===== Source data =====
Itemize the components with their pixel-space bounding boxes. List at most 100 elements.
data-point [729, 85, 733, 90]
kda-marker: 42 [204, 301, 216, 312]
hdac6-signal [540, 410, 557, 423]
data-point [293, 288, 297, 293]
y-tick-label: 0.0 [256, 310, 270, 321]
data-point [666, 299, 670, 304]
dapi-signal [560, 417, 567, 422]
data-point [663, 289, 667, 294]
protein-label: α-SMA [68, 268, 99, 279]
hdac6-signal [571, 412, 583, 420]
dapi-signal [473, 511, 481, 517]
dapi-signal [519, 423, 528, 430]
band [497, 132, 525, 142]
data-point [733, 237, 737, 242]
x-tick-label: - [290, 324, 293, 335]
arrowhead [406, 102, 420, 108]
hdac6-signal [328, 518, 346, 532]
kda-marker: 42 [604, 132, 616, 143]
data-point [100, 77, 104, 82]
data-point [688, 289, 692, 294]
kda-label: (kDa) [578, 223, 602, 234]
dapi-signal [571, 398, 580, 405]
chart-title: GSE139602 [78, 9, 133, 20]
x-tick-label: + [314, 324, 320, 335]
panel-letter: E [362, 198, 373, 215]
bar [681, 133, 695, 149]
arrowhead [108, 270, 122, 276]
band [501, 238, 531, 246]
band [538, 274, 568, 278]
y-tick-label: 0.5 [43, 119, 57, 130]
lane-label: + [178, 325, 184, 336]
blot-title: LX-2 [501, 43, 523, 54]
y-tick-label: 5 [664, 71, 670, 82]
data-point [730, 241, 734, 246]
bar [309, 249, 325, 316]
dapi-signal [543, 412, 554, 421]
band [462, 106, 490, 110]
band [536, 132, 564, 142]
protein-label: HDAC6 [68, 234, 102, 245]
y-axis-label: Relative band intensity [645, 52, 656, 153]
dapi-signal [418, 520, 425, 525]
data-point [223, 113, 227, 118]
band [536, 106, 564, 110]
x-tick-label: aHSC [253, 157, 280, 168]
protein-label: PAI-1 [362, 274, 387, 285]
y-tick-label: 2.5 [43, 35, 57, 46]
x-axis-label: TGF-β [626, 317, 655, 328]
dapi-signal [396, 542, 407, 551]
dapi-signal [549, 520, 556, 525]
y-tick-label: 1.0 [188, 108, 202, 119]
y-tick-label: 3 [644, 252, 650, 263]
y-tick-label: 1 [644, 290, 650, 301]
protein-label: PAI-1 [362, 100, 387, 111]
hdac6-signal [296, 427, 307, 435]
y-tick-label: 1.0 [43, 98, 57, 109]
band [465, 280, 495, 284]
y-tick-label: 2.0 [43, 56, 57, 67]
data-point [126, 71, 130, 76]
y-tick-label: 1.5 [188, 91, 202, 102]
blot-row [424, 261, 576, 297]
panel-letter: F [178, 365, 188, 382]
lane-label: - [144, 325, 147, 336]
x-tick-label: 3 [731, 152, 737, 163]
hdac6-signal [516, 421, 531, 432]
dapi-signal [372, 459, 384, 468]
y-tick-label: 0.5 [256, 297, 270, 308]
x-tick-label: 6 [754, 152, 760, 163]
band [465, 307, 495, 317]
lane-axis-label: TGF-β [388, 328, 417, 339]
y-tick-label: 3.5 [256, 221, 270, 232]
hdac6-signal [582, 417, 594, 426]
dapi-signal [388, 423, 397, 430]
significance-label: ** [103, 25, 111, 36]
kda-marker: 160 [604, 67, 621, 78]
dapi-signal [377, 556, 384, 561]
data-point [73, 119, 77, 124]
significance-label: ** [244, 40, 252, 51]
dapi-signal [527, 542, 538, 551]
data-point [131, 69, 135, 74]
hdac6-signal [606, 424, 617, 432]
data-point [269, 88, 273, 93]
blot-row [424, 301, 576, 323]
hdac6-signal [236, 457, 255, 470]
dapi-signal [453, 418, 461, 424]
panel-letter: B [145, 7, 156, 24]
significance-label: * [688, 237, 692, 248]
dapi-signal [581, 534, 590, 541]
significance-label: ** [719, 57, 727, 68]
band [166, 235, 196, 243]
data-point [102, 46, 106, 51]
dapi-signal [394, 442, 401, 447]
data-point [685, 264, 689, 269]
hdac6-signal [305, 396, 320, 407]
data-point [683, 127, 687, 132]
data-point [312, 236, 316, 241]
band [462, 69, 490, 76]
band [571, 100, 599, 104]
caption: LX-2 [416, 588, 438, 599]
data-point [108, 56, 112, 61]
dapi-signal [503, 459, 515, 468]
=====
• _Exercise brief_:
Give every entry once more, exactly as it reads.

• _Solution_:
Itemize the components with their pixel-space bounding boxes. List at most 100 elements.
data-point [729, 85, 733, 90]
kda-marker: 42 [204, 301, 216, 312]
hdac6-signal [540, 410, 557, 423]
data-point [293, 288, 297, 293]
y-tick-label: 0.0 [256, 310, 270, 321]
data-point [666, 299, 670, 304]
dapi-signal [560, 417, 567, 422]
data-point [663, 289, 667, 294]
protein-label: α-SMA [68, 268, 99, 279]
hdac6-signal [571, 412, 583, 420]
dapi-signal [473, 511, 481, 517]
dapi-signal [519, 423, 528, 430]
band [497, 132, 525, 142]
data-point [733, 237, 737, 242]
x-tick-label: - [290, 324, 293, 335]
arrowhead [406, 102, 420, 108]
hdac6-signal [328, 518, 346, 532]
kda-marker: 42 [604, 132, 616, 143]
data-point [100, 77, 104, 82]
data-point [688, 289, 692, 294]
kda-label: (kDa) [578, 223, 602, 234]
dapi-signal [571, 398, 580, 405]
chart-title: GSE139602 [78, 9, 133, 20]
x-tick-label: + [314, 324, 320, 335]
panel-letter: E [362, 198, 373, 215]
bar [681, 133, 695, 149]
arrowhead [108, 270, 122, 276]
band [501, 238, 531, 246]
band [538, 274, 568, 278]
y-tick-label: 0.5 [43, 119, 57, 130]
lane-label: + [178, 325, 184, 336]
blot-title: LX-2 [501, 43, 523, 54]
y-tick-label: 5 [664, 71, 670, 82]
data-point [730, 241, 734, 246]
bar [309, 249, 325, 316]
dapi-signal [543, 412, 554, 421]
band [462, 106, 490, 110]
band [536, 132, 564, 142]
protein-label: HDAC6 [68, 234, 102, 245]
y-axis-label: Relative band intensity [645, 52, 656, 153]
dapi-signal [418, 520, 425, 525]
data-point [223, 113, 227, 118]
band [536, 106, 564, 110]
x-tick-label: aHSC [253, 157, 280, 168]
protein-label: PAI-1 [362, 274, 387, 285]
y-tick-label: 2.5 [43, 35, 57, 46]
x-axis-label: TGF-β [626, 317, 655, 328]
dapi-signal [396, 542, 407, 551]
dapi-signal [549, 520, 556, 525]
y-tick-label: 1.0 [188, 108, 202, 119]
y-tick-label: 3 [644, 252, 650, 263]
y-tick-label: 1 [644, 290, 650, 301]
protein-label: PAI-1 [362, 100, 387, 111]
hdac6-signal [296, 427, 307, 435]
y-tick-label: 1.0 [43, 98, 57, 109]
band [465, 280, 495, 284]
y-tick-label: 2.0 [43, 56, 57, 67]
data-point [126, 71, 130, 76]
y-tick-label: 1.5 [188, 91, 202, 102]
blot-row [424, 261, 576, 297]
panel-letter: F [178, 365, 188, 382]
lane-label: - [144, 325, 147, 336]
x-tick-label: 3 [731, 152, 737, 163]
hdac6-signal [516, 421, 531, 432]
dapi-signal [372, 459, 384, 468]
y-tick-label: 0.5 [256, 297, 270, 308]
x-tick-label: 6 [754, 152, 760, 163]
band [465, 307, 495, 317]
lane-axis-label: TGF-β [388, 328, 417, 339]
y-tick-label: 3.5 [256, 221, 270, 232]
hdac6-signal [582, 417, 594, 426]
dapi-signal [388, 423, 397, 430]
significance-label: ** [103, 25, 111, 36]
kda-marker: 160 [604, 67, 621, 78]
dapi-signal [377, 556, 384, 561]
data-point [73, 119, 77, 124]
significance-label: ** [244, 40, 252, 51]
dapi-signal [527, 542, 538, 551]
data-point [131, 69, 135, 74]
hdac6-signal [606, 424, 617, 432]
data-point [269, 88, 273, 93]
blot-row [424, 301, 576, 323]
hdac6-signal [236, 457, 255, 470]
dapi-signal [453, 418, 461, 424]
panel-letter: B [145, 7, 156, 24]
significance-label: * [688, 237, 692, 248]
dapi-signal [581, 534, 590, 541]
significance-label: ** [719, 57, 727, 68]
band [166, 235, 196, 243]
data-point [102, 46, 106, 51]
dapi-signal [394, 442, 401, 447]
data-point [685, 264, 689, 269]
hdac6-signal [305, 396, 320, 407]
data-point [683, 127, 687, 132]
data-point [312, 236, 316, 241]
band [462, 69, 490, 76]
band [571, 100, 599, 104]
caption: LX-2 [416, 588, 438, 599]
data-point [108, 56, 112, 61]
dapi-signal [503, 459, 515, 468]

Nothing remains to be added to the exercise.